[Figure record listings]
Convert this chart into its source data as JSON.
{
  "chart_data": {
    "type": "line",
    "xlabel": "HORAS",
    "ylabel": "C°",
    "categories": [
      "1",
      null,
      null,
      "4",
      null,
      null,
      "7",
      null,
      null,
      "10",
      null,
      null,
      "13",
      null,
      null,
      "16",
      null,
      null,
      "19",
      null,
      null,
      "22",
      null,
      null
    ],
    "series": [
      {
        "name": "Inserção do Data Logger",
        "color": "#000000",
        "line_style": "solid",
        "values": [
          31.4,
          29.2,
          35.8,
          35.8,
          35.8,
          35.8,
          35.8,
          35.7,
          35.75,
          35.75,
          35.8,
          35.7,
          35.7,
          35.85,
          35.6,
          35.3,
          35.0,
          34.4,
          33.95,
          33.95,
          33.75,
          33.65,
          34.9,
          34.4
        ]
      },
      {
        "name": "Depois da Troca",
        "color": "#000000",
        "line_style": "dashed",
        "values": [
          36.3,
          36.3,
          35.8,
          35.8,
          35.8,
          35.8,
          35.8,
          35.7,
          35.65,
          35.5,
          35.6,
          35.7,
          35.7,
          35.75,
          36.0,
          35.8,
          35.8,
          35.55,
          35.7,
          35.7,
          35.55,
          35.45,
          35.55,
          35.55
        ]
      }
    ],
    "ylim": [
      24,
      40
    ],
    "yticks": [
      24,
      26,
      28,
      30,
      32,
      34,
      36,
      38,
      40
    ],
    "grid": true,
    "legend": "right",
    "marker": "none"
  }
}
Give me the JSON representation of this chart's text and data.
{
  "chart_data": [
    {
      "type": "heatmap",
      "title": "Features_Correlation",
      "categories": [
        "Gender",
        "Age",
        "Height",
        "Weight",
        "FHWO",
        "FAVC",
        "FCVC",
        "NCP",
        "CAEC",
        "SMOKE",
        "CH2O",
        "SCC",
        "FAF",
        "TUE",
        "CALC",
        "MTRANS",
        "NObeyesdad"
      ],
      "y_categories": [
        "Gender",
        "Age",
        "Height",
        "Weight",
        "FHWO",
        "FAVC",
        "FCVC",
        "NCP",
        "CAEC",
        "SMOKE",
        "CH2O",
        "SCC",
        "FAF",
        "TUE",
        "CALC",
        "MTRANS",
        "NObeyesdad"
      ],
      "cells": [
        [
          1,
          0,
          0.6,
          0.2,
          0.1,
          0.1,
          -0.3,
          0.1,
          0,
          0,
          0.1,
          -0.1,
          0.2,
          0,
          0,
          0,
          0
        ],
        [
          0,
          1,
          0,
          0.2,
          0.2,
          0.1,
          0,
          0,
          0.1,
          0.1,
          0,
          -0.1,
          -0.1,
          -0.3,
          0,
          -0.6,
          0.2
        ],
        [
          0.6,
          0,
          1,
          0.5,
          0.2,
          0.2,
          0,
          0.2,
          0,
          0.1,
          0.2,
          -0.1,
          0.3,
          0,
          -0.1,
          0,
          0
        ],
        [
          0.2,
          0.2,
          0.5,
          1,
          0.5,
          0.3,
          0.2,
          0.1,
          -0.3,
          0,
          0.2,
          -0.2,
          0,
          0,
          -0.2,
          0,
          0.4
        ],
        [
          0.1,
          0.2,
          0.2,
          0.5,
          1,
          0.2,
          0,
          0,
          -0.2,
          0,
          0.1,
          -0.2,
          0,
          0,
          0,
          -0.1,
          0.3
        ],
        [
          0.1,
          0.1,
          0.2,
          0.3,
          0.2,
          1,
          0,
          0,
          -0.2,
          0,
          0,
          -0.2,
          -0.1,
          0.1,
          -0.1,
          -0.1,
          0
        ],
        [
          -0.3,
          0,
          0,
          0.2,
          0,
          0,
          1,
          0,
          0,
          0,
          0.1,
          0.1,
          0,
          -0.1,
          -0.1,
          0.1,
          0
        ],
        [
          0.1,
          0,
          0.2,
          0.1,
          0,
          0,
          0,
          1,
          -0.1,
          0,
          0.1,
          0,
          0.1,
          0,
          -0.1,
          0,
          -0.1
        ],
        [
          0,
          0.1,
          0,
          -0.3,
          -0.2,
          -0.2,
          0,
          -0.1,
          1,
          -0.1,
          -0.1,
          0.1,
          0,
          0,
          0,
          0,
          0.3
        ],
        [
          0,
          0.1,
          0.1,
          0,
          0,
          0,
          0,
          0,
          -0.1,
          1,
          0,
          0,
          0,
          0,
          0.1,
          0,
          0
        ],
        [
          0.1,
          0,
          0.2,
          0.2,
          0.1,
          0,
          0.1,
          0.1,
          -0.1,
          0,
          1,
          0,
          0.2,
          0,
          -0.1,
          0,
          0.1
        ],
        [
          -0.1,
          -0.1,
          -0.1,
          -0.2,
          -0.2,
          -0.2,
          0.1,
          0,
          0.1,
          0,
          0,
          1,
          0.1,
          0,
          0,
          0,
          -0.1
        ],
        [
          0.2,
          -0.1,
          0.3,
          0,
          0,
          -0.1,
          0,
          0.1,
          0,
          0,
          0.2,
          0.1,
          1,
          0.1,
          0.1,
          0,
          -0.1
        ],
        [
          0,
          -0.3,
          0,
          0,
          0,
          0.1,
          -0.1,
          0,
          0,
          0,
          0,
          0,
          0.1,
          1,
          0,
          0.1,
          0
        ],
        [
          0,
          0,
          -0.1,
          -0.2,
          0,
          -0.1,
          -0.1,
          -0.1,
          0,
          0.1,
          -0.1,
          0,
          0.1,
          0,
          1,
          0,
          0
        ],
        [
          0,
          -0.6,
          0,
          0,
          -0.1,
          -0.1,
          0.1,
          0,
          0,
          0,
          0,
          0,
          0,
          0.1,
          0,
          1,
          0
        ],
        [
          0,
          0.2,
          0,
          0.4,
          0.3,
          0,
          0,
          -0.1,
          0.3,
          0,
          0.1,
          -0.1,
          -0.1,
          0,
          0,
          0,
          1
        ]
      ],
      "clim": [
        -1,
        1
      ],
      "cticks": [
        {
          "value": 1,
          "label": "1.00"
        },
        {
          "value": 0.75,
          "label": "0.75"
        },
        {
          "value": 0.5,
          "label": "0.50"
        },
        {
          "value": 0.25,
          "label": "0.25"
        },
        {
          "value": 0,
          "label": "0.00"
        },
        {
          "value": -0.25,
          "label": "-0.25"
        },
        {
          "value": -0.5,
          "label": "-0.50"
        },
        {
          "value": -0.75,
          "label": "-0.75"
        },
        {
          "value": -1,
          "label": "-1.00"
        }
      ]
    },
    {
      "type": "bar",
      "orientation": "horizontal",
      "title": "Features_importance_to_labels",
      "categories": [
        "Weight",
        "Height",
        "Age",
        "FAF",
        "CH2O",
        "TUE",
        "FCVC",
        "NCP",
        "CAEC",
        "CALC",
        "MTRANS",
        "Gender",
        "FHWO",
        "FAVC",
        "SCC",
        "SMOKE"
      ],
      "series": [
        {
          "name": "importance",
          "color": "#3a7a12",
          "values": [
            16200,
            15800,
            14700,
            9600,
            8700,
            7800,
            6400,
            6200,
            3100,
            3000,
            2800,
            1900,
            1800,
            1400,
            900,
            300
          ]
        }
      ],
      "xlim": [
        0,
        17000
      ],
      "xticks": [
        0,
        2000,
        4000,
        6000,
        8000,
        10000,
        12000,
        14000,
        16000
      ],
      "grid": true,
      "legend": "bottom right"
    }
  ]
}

EXERCISE AIM: Please output the entries above, every line exactly as it reads.

REPLY:
Convert this chart into its source data as JSON.
{
  "chart_data": {
    "type": "line",
    "xlabel": "HORAS",
    "ylabel": "C°",
    "categories": [
      "1",
      null,
      null,
      "4",
      null,
      null,
      "7",
      null,
      null,
      "10",
      null,
      null,
      "13",
      null,
      null,
      "16",
      null,
      null,
      "19",
      null,
      null,
      "22",
      null,
      null
    ],
    "series": [
      {
        "name": "Inserção do Data Logger",
        "color": "#000000",
        "line_style": "solid",
        "values": [
          31.4,
          29.2,
          35.8,
          35.8,
          35.8,
          35.8,
          35.8,
          35.7,
          35.75,
          35.75,
          35.8,
          35.7,
          35.7,
          35.85,
          35.6,
          35.3,
          35.0,
          34.4,
          33.95,
          33.95,
          33.75,
          33.65,
          34.9,
          34.4
        ]
      },
      {
        "name": "Depois da Troca",
        "color": "#000000",
        "line_style": "dashed",
        "values": [
          36.3,
          36.3,
          35.8,
          35.8,
          35.8,
          35.8,
          35.8,
          35.7,
          35.65,
          35.5,
          35.6,
          35.7,
          35.7,
          35.75,
          36.0,
          35.8,
          35.8,
          35.55,
          35.7,
          35.7,
          35.55,
          35.45,
          35.55,
          35.55
        ]
      }
    ],
    "ylim": [
      24,
      40
    ],
    "yticks": [
      24,
      26,
      28,
      30,
      32,
      34,
      36,
      38,
      40
    ],
    "grid": true,
    "legend": "right",
    "marker": "none"
  }
}
Give me the JSON representation of this chart's text and data.
{
  "chart_data": [
    {
      "type": "heatmap",
      "title": "Features_Correlation",
      "categories": [
        "Gender",
        "Age",
        "Height",
        "Weight",
        "FHWO",
        "FAVC",
        "FCVC",
        "NCP",
        "CAEC",
        "SMOKE",
        "CH2O",
        "SCC",
        "FAF",
        "TUE",
        "CALC",
        "MTRANS",
        "NObeyesdad"
      ],
      "y_categories": [
        "Gender",
        "Age",
        "Height",
        "Weight",
        "FHWO",
        "FAVC",
        "FCVC",
        "NCP",
        "CAEC",
        "SMOKE",
        "CH2O",
        "SCC",
        "FAF",
        "TUE",
        "CALC",
        "MTRANS",
        "NObeyesdad"
      ],
      "cells": [
        [
          1,
          0,
          0.6,
          0.2,
          0.1,
          0.1,
          -0.3,
          0.1,
          0,
          0,
          0.1,
          -0.1,
          0.2,
          0,
          0,
          0,
          0
        ],
        [
          0,
          1,
          0,
          0.2,
          0.2,
          0.1,
          0,
          0,
          0.1,
          0.1,
          0,
          -0.1,
          -0.1,
          -0.3,
          0,
          -0.6,
          0.2
        ],
        [
          0.6,
          0,
          1,
          0.5,
          0.2,
          0.2,
          0,
          0.2,
          0,
          0.1,
          0.2,
          -0.1,
          0.3,
          0,
          -0.1,
          0,
          0
        ],
        [
          0.2,
          0.2,
          0.5,
          1,
          0.5,
          0.3,
          0.2,
          0.1,
          -0.3,
          0,
          0.2,
          -0.2,
          0,
          0,
          -0.2,
          0,
          0.4
        ],
        [
          0.1,
          0.2,
          0.2,
          0.5,
          1,
          0.2,
          0,
          0,
          -0.2,
          0,
          0.1,
          -0.2,
          0,
          0,
          0,
          -0.1,
          0.3
        ],
        [
          0.1,
          0.1,
          0.2,
          0.3,
          0.2,
          1,
          0,
          0,
          -0.2,
          0,
          0,
          -0.2,
          -0.1,
          0.1,
          -0.1,
          -0.1,
          0
        ],
        [
          -0.3,
          0,
          0,
          0.2,
          0,
          0,
          1,
          0,
          0,
          0,
          0.1,
          0.1,
          0,
          -0.1,
          -0.1,
          0.1,
          0
        ],
        [
          0.1,
          0,
          0.2,
          0.1,
          0,
          0,
          0,
          1,
          -0.1,
          0,
          0.1,
          0,
          0.1,
          0,
          -0.1,
          0,
          -0.1
        ],
        [
          0,
          0.1,
          0,
          -0.3,
          -0.2,
          -0.2,
          0,
          -0.1,
          1,
          -0.1,
          -0.1,
          0.1,
          0,
          0,
          0,
          0,
          0.3
        ],
        [
          0,
          0.1,
          0.1,
          0,
          0,
          0,
          0,
          0,
          -0.1,
          1,
          0,
          0,
          0,
          0,
          0.1,
          0,
          0
        ],
        [
          0.1,
          0,
          0.2,
          0.2,
          0.1,
          0,
          0.1,
          0.1,
          -0.1,
          0,
          1,
          0,
          0.2,
          0,
          -0.1,
          0,
          0.1
        ],
        [
          -0.1,
          -0.1,
          -0.1,
          -0.2,
          -0.2,
          -0.2,
          0.1,
          0,
          0.1,
          0,
          0,
          1,
          0.1,
          0,
          0,
          0,
          -0.1
        ],
        [
          0.2,
          -0.1,
          0.3,
          0,
          0,
          -0.1,
          0,
          0.1,
          0,
          0,
          0.2,
          0.1,
          1,
          0.1,
          0.1,
          0,
          -0.1
        ],
        [
          0,
          -0.3,
          0,
          0,
          0,
          0.1,
          -0.1,
          0,
          0,
          0,
          0,
          0,
          0.1,
          1,
          0,
          0.1,
          0
        ],
        [
          0,
          0,
          -0.1,
          -0.2,
          0,
          -0.1,
          -0.1,
          -0.1,
          0,
          0.1,
          -0.1,
          0,
          0.1,
          0,
          1,
          0,
          0
        ],
        [
          0,
          -0.6,
          0,
          0,
          -0.1,
          -0.1,
          0.1,
          0,
          0,
          0,
          0,
          0,
          0,
          0.1,
          0,
          1,
          0
        ],
        [
          0,
          0.2,
          0,
          0.4,
          0.3,
          0,
          0,
          -0.1,
          0.3,
          0,
          0.1,
          -0.1,
          -0.1,
          0,
          0,
          0,
          1
        ]
      ],
      "clim": [
        -1,
        1
      ],
      "cticks": [
        {
          "value": 1,
          "label": "1.00"
        },
        {
          "value": 0.75,
          "label": "0.75"
        },
        {
          "value": 0.5,
          "label": "0.50"
        },
        {
          "value": 0.25,
          "label": "0.25"
        },
        {
          "value": 0,
          "label": "0.00"
        },
        {
          "value": -0.25,
          "label": "-0.25"
        },
        {
          "value": -0.5,
          "label": "-0.50"
        },
        {
          "value": -0.75,
          "label": "-0.75"
        },
        {
          "value": -1,
          "label": "-1.00"
        }
      ]
    },
    {
      "type": "bar",
      "orientation": "horizontal",
      "title": "Features_importance_to_labels",
      "categories": [
        "Weight",
        "Height",
        "Age",
        "FAF",
        "CH2O",
        "TUE",
        "FCVC",
        "NCP",
        "CAEC",
        "CALC",
        "MTRANS",
        "Gender",
        "FHWO",
        "FAVC",
        "SCC",
        "SMOKE"
      ],
      "series": [
        {
          "name": "importance",
          "color": "#3a7a12",
          "values": [
            16200,
            15800,
            14700,
            9600,
            8700,
            7800,
            6400,
            6200,
            3100,
            3000,
            2800,
            1900,
            1800,
            1400,
            900,
            300
          ]
        }
      ],
      "xlim": [
        0,
        17000
      ],
      "xticks": [
        0,
        2000,
        4000,
        6000,
        8000,
        10000,
        12000,
        14000,
        16000
      ],
      "grid": true,
      "legend": "bottom right"
    }
  ]
}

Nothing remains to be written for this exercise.